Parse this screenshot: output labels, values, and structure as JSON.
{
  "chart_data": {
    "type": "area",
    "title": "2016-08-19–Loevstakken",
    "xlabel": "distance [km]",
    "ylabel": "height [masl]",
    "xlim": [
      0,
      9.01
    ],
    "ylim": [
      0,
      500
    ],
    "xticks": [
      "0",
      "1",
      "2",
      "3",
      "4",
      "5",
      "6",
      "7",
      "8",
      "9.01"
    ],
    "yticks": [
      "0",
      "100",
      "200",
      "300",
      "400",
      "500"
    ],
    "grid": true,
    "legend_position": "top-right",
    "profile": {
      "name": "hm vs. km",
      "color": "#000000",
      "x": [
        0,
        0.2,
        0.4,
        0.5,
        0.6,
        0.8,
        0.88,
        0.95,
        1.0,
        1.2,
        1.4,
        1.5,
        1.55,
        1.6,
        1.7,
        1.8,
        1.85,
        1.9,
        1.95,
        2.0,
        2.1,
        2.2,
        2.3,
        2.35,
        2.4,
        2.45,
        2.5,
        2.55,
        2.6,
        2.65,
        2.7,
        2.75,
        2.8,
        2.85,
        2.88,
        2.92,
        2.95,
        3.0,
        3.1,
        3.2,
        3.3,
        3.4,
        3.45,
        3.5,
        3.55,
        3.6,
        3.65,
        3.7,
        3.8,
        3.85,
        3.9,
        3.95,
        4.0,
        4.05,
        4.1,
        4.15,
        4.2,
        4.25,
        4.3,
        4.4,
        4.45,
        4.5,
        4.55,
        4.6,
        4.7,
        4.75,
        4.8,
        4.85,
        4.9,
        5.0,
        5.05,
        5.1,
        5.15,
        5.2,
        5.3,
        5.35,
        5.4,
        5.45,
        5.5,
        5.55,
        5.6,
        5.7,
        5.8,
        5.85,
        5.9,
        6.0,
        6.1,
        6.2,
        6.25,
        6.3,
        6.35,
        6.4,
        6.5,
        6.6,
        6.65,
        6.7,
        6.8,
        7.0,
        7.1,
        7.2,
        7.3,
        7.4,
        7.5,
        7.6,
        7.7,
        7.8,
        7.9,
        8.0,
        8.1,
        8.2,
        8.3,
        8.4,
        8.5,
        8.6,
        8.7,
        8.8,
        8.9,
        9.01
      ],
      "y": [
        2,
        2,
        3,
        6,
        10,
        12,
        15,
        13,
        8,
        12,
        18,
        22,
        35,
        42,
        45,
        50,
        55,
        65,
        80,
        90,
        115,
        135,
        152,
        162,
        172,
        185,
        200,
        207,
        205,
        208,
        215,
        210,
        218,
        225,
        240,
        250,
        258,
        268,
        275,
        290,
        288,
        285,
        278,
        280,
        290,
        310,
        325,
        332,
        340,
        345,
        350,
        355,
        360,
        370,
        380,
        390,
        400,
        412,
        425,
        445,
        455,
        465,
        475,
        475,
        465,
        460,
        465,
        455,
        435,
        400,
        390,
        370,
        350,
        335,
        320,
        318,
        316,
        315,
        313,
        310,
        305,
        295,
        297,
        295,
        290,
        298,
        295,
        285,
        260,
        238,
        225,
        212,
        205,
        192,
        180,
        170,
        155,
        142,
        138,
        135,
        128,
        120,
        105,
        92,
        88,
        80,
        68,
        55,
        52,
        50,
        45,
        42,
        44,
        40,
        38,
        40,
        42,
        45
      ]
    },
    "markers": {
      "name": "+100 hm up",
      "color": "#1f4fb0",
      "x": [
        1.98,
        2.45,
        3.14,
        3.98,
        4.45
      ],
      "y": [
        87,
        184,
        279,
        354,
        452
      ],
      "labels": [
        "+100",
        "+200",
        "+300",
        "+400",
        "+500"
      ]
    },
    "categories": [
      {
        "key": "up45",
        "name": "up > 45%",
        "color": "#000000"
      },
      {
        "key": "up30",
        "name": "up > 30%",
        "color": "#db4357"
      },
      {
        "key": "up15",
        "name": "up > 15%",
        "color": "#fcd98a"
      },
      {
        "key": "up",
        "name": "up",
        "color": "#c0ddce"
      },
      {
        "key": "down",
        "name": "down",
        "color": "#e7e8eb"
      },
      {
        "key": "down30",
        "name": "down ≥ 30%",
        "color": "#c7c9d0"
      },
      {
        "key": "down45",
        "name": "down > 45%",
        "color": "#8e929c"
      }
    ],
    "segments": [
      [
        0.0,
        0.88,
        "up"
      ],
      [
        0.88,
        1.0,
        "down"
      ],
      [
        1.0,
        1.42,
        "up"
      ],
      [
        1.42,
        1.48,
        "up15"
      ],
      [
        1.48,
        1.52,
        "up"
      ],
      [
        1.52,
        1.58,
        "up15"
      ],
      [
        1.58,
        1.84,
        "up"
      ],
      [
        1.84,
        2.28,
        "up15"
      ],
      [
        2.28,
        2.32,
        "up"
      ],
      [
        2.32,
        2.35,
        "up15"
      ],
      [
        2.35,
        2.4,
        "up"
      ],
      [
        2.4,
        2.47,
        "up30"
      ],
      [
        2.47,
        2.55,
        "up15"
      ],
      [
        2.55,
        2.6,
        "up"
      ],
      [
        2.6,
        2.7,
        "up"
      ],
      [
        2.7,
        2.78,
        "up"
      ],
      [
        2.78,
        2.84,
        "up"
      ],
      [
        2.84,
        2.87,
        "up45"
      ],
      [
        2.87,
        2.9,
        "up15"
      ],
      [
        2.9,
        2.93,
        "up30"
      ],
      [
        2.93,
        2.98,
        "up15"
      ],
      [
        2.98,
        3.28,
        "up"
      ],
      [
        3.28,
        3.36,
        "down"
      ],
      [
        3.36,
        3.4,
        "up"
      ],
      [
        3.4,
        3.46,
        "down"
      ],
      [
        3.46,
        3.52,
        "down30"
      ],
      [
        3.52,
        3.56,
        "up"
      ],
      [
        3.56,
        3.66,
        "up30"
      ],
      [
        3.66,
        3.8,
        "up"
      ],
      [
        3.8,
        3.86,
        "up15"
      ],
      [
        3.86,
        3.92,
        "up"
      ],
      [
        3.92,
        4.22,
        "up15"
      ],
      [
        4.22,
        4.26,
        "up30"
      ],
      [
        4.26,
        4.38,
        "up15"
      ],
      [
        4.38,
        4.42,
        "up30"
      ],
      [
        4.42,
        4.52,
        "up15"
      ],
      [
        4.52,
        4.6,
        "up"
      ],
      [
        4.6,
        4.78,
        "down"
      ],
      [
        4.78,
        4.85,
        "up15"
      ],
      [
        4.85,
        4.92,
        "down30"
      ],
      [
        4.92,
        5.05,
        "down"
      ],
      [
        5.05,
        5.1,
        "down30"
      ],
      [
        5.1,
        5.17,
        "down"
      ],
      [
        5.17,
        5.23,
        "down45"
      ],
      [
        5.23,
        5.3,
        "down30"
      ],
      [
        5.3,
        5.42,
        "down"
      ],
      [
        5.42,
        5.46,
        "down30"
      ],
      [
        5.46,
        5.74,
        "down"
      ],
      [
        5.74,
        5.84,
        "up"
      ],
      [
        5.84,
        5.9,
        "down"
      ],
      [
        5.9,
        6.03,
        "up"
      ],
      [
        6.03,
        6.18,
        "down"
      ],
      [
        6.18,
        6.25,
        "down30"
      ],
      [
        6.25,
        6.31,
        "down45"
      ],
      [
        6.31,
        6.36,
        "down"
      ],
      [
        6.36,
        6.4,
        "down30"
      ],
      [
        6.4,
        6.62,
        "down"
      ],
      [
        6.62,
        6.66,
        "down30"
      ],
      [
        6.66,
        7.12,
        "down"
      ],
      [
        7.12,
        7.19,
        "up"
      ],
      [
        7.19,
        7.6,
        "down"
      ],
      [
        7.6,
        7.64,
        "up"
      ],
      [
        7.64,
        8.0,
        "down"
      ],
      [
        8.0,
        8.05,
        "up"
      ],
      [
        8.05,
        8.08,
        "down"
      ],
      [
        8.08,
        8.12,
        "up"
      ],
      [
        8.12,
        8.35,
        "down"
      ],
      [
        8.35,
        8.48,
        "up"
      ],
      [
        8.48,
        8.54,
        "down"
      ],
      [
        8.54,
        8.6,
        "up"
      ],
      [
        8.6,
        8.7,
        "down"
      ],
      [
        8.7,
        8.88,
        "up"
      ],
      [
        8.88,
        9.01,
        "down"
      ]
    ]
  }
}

#####

Work to do
Copy out each line that contains the word "name".

Full answer
      "name": "hm vs. km",
      "name": "+100 hm up",
        "name": "up > 45%",
        "name": "up > 30%",
        "name": "up > 15%",
        "name": "up",
        "name": "down",
        "name": "down ≥ 30%",
        "name": "down > 45%",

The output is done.